◆ **EXERCISE DETAILS**
Look below. Copy each line that has "Normanby" in it.

◆ **RECORDS FOR THIS EXERCISE**
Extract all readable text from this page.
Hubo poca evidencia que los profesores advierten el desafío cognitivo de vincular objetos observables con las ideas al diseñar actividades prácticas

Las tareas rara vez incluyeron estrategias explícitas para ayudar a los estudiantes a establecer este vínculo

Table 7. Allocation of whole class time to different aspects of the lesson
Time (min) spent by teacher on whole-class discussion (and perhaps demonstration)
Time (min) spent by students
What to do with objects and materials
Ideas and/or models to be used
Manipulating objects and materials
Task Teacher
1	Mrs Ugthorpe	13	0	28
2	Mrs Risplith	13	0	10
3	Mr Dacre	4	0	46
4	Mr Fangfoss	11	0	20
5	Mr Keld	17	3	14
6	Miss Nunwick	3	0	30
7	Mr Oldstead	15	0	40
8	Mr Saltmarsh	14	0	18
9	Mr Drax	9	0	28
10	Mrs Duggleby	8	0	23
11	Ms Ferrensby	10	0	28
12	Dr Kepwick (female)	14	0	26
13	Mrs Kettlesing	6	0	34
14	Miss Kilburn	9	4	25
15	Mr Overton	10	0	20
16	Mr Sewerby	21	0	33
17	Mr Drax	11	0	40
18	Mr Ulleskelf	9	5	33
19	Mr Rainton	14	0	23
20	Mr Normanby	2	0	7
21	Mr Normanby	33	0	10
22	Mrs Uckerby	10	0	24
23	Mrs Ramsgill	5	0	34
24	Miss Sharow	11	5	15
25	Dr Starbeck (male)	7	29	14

◆ **ANSWER TO THE EXERCISE**
20	Mr Normanby	2	0	7
21	Mr Normanby	33	0	10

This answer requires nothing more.